● **WHAT IS EXPECTED**
Tell how many lines have the string "Lorem" in them, and write nothing besides the number.

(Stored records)
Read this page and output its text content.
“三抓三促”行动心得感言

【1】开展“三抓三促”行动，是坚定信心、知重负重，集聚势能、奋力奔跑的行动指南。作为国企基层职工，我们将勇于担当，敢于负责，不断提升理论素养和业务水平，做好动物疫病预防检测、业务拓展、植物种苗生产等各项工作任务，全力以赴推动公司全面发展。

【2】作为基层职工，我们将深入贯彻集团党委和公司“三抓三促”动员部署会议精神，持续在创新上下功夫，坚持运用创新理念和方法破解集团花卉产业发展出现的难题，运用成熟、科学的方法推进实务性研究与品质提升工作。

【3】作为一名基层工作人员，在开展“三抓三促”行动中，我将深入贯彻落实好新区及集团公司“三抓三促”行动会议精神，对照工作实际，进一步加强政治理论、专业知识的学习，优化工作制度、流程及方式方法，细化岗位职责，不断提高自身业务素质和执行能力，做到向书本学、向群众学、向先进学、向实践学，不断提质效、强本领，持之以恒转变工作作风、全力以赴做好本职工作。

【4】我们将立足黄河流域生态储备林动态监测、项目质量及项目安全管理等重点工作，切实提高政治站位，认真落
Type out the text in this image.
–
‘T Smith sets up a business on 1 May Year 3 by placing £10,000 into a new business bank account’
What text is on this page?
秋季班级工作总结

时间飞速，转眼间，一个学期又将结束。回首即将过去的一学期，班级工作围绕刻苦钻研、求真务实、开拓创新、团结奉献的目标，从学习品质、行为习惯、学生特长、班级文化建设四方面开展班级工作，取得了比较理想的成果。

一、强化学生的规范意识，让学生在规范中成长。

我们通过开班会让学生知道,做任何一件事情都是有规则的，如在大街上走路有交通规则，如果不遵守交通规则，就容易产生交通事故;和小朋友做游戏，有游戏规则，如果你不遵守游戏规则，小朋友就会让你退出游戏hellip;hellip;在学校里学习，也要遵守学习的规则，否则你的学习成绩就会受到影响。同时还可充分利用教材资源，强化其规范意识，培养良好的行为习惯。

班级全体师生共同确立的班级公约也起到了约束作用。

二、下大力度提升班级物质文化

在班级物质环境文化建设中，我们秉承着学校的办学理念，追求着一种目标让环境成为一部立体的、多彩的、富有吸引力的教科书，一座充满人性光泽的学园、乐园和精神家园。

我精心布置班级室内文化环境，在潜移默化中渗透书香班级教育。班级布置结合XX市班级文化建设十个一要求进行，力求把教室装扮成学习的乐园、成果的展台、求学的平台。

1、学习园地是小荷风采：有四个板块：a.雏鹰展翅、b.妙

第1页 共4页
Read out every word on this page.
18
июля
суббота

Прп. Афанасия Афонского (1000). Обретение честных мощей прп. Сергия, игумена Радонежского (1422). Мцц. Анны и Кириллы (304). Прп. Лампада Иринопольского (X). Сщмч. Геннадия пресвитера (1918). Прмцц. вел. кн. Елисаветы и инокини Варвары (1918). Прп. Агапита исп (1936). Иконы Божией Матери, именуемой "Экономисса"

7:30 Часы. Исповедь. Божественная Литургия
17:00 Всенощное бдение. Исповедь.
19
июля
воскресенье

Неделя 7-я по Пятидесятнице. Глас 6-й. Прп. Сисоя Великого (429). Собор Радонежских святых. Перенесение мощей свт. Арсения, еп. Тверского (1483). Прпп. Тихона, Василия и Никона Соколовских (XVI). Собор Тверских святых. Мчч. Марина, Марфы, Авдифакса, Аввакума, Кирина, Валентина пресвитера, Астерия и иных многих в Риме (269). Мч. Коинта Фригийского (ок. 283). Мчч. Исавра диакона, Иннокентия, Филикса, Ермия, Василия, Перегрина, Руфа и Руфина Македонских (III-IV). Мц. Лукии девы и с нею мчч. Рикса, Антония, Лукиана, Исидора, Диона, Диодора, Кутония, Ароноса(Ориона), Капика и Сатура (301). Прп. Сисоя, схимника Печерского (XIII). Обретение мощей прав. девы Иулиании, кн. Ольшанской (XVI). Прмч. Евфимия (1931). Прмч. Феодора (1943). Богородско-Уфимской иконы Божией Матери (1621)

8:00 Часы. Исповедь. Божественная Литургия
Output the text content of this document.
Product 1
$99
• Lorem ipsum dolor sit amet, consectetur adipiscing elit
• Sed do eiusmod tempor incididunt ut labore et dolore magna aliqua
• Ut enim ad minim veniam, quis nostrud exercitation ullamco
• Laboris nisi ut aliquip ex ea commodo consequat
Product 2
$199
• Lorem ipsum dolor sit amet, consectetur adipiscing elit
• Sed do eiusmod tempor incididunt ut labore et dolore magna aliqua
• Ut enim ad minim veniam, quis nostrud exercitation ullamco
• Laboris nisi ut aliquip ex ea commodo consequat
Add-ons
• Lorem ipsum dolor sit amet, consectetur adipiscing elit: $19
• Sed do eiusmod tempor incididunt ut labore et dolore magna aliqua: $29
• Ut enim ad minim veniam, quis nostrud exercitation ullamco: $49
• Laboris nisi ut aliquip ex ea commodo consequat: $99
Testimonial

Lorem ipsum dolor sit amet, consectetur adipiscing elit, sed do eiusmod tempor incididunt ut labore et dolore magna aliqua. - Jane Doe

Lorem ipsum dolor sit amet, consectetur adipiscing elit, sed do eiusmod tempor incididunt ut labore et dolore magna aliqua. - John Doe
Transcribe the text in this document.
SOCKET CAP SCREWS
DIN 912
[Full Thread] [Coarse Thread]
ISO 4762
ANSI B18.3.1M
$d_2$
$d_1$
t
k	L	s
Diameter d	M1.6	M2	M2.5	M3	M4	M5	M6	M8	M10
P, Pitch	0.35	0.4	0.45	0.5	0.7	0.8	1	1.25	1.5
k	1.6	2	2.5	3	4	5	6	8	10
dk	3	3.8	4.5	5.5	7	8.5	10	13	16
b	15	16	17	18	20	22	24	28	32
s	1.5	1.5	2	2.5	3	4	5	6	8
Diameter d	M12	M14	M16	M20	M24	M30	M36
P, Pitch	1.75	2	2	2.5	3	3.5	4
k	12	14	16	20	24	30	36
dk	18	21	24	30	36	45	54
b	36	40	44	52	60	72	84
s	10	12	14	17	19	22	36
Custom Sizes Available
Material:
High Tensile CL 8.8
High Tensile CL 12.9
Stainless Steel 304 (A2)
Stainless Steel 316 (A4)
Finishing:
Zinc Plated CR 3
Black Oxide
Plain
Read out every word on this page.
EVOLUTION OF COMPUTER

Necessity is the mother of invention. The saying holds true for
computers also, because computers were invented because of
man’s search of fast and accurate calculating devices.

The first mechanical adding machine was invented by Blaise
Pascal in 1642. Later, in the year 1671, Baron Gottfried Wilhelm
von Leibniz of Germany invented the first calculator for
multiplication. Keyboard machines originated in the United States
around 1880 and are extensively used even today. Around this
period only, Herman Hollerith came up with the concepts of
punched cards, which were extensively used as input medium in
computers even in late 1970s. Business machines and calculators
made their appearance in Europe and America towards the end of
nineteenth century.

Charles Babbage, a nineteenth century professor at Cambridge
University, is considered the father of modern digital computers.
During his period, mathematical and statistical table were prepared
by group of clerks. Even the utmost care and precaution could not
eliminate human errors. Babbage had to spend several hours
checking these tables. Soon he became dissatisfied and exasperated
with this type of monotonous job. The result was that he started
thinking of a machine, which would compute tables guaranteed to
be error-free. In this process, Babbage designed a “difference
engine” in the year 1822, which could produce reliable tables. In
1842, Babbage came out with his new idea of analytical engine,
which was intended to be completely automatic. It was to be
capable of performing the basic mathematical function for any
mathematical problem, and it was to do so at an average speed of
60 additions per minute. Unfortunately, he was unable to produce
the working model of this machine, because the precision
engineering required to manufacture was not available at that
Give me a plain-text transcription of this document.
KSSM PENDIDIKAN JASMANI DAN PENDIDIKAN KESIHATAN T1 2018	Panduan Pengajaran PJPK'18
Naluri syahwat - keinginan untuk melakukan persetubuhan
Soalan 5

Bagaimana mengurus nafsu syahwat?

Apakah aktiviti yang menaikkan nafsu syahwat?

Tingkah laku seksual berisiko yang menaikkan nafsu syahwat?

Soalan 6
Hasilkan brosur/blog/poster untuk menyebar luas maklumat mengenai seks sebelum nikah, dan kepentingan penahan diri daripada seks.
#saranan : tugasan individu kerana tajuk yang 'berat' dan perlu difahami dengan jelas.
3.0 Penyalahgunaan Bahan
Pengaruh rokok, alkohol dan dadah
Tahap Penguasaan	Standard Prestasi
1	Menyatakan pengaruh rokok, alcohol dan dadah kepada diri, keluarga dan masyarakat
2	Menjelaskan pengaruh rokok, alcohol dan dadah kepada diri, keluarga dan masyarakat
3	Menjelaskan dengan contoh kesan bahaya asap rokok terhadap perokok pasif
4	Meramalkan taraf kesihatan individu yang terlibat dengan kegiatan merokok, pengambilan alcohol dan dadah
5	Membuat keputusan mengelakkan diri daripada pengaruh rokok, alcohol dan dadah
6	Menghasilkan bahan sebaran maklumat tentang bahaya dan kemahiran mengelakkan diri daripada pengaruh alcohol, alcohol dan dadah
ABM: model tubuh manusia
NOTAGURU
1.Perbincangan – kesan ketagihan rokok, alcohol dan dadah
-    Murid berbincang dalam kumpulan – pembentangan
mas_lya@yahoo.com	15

● **OUTPUT OF THE TASK**
5